* _Work instructions_: What follows is a listing; restate every line of it word for word.

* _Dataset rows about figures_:

* Begin *

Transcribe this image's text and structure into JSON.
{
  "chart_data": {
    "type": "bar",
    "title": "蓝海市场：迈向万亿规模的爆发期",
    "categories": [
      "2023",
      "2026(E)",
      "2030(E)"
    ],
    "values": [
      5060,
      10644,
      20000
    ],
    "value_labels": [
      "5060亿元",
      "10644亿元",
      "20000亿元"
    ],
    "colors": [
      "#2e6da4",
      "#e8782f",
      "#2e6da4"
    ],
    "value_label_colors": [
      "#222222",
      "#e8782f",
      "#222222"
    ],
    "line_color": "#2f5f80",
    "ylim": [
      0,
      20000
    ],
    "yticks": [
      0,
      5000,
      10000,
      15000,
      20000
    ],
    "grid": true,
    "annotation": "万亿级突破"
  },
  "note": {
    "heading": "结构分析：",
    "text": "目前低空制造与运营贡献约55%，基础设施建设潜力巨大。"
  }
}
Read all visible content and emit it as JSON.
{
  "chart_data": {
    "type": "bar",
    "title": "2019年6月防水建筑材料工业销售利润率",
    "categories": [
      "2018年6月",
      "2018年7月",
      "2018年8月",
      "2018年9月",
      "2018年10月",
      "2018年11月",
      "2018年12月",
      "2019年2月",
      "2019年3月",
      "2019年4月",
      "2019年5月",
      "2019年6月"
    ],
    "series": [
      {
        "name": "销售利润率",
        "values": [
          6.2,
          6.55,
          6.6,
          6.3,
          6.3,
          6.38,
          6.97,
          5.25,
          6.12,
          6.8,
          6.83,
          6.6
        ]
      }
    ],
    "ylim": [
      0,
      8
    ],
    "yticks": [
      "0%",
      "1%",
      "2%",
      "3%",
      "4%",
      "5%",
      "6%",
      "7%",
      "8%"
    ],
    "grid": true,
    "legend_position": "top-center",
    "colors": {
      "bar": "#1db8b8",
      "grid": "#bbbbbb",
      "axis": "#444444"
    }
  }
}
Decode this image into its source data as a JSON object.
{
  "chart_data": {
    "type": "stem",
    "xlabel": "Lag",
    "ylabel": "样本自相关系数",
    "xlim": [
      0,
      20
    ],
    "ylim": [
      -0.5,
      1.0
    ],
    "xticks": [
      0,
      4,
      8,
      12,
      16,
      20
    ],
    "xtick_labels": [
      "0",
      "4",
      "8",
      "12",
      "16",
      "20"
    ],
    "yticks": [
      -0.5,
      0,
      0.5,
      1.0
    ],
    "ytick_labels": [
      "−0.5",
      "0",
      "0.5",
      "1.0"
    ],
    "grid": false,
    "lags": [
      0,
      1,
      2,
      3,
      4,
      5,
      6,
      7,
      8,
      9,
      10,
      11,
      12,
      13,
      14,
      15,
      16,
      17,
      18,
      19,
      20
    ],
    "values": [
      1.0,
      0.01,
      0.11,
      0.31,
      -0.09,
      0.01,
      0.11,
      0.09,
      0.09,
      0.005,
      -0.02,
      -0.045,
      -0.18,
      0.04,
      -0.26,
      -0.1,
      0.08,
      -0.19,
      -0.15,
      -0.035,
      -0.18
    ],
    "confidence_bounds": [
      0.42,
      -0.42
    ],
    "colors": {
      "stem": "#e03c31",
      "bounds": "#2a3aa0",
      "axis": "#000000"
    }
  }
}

* End *

* _Full answer_:
Transcribe this image's text and structure into JSON.
{
  "chart_data": {
    "type": "bar",
    "title": "蓝海市场：迈向万亿规模的爆发期",
    "categories": [
      "2023",
      "2026(E)",
      "2030(E)"
    ],
    "values": [
      5060,
      10644,
      20000
    ],
    "value_labels": [
      "5060亿元",
      "10644亿元",
      "20000亿元"
    ],
    "colors": [
      "#2e6da4",
      "#e8782f",
      "#2e6da4"
    ],
    "value_label_colors": [
      "#222222",
      "#e8782f",
      "#222222"
    ],
    "line_color": "#2f5f80",
    "ylim": [
      0,
      20000
    ],
    "yticks": [
      0,
      5000,
      10000,
      15000,
      20000
    ],
    "grid": true,
    "annotation": "万亿级突破"
  },
  "note": {
    "heading": "结构分析：",
    "text": "目前低空制造与运营贡献约55%，基础设施建设潜力巨大。"
  }
}
Read all visible content and emit it as JSON.
{
  "chart_data": {
    "type": "bar",
    "title": "2019年6月防水建筑材料工业销售利润率",
    "categories": [
      "2018年6月",
      "2018年7月",
      "2018年8月",
      "2018年9月",
      "2018年10月",
      "2018年11月",
      "2018年12月",
      "2019年2月",
      "2019年3月",
      "2019年4月",
      "2019年5月",
      "2019年6月"
    ],
    "series": [
      {
        "name": "销售利润率",
        "values": [
          6.2,
          6.55,
          6.6,
          6.3,
          6.3,
          6.38,
          6.97,
          5.25,
          6.12,
          6.8,
          6.83,
          6.6
        ]
      }
    ],
    "ylim": [
      0,
      8
    ],
    "yticks": [
      "0%",
      "1%",
      "2%",
      "3%",
      "4%",
      "5%",
      "6%",
      "7%",
      "8%"
    ],
    "grid": true,
    "legend_position": "top-center",
    "colors": {
      "bar": "#1db8b8",
      "grid": "#bbbbbb",
      "axis": "#444444"
    }
  }
}
Decode this image into its source data as a JSON object.
{
  "chart_data": {
    "type": "stem",
    "xlabel": "Lag",
    "ylabel": "样本自相关系数",
    "xlim": [
      0,
      20
    ],
    "ylim": [
      -0.5,
      1.0
    ],
    "xticks": [
      0,
      4,
      8,
      12,
      16,
      20
    ],
    "xtick_labels": [
      "0",
      "4",
      "8",
      "12",
      "16",
      "20"
    ],
    "yticks": [
      -0.5,
      0,
      0.5,
      1.0
    ],
    "ytick_labels": [
      "−0.5",
      "0",
      "0.5",
      "1.0"
    ],
    "grid": false,
    "lags": [
      0,
      1,
      2,
      3,
      4,
      5,
      6,
      7,
      8,
      9,
      10,
      11,
      12,
      13,
      14,
      15,
      16,
      17,
      18,
      19,
      20
    ],
    "values": [
      1.0,
      0.01,
      0.11,
      0.31,
      -0.09,
      0.01,
      0.11,
      0.09,
      0.09,
      0.005,
      -0.02,
      -0.045,
      -0.18,
      0.04,
      -0.26,
      -0.1,
      0.08,
      -0.19,
      -0.15,
      -0.035,
      -0.18
    ],
    "confidence_bounds": [
      0.42,
      -0.42
    ],
    "colors": {
      "stem": "#e03c31",
      "bounds": "#2a3aa0",
      "axis": "#000000"
    }
  }
}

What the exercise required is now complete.